Your instructions » Without skipping anything, write out each record below exactly.
## Start Material for this task
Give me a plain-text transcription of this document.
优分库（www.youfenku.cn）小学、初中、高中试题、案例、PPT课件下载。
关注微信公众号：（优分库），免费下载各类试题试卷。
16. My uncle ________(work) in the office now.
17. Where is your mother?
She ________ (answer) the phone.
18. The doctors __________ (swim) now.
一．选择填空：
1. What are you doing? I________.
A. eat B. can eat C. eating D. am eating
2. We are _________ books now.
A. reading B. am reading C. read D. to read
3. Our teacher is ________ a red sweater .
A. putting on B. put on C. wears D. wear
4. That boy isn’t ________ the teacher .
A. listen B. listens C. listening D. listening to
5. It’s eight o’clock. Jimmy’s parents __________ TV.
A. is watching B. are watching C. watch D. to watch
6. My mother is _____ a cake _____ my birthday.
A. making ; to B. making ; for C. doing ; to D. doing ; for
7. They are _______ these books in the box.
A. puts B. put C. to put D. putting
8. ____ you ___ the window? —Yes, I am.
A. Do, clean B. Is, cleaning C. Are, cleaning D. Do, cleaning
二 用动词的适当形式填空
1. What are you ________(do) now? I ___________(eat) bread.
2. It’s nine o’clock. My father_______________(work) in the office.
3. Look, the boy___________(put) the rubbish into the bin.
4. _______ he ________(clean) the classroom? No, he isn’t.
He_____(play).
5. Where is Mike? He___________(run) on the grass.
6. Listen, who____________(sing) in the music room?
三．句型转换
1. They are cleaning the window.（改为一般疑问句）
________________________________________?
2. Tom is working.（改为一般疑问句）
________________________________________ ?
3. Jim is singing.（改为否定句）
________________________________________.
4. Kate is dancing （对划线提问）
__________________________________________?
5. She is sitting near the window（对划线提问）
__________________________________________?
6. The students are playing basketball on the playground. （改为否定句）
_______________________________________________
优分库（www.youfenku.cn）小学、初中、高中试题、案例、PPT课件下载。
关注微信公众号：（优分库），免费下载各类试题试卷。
## End Material for this task
Solution below »
Give me a plain-text transcription of this document.
优分库（www.youfenku.cn）小学、初中、高中试题、案例、PPT课件下载。
关注微信公众号：（优分库），免费下载各类试题试卷。
16. My uncle ________(work) in the office now.
17. Where is your mother?
She ________ (answer) the phone.
18. The doctors __________ (swim) now.
一．选择填空：
1. What are you doing? I________.
A. eat B. can eat C. eating D. am eating
2. We are _________ books now.
A. reading B. am reading C. read D. to read
3. Our teacher is ________ a red sweater .
A. putting on B. put on C. wears D. wear
4. That boy isn’t ________ the teacher .
A. listen B. listens C. listening D. listening to
5. It’s eight o’clock. Jimmy’s parents __________ TV.
A. is watching B. are watching C. watch D. to watch
6. My mother is _____ a cake _____ my birthday.
A. making ; to B. making ; for C. doing ; to D. doing ; for
7. They are _______ these books in the box.
A. puts B. put C. to put D. putting
8. ____ you ___ the window? —Yes, I am.
A. Do, clean B. Is, cleaning C. Are, cleaning D. Do, cleaning
二 用动词的适当形式填空
1. What are you ________(do) now? I ___________(eat) bread.
2. It’s nine o’clock. My father_______________(work) in the office.
3. Look, the boy___________(put) the rubbish into the bin.
4. _______ he ________(clean) the classroom? No, he isn’t.
He_____(play).
5. Where is Mike? He___________(run) on the grass.
6. Listen, who____________(sing) in the music room?
三．句型转换
1. They are cleaning the window.（改为一般疑问句）
________________________________________?
2. Tom is working.（改为一般疑问句）
________________________________________ ?
3. Jim is singing.（改为否定句）
________________________________________.
4. Kate is dancing （对划线提问）
__________________________________________?
5. She is sitting near the window（对划线提问）
__________________________________________?
6. The students are playing basketball on the playground. （改为否定句）
_______________________________________________
优分库（www.youfenku.cn）小学、初中、高中试题、案例、PPT课件下载。
关注微信公众号：（优分库），免费下载各类试题试卷。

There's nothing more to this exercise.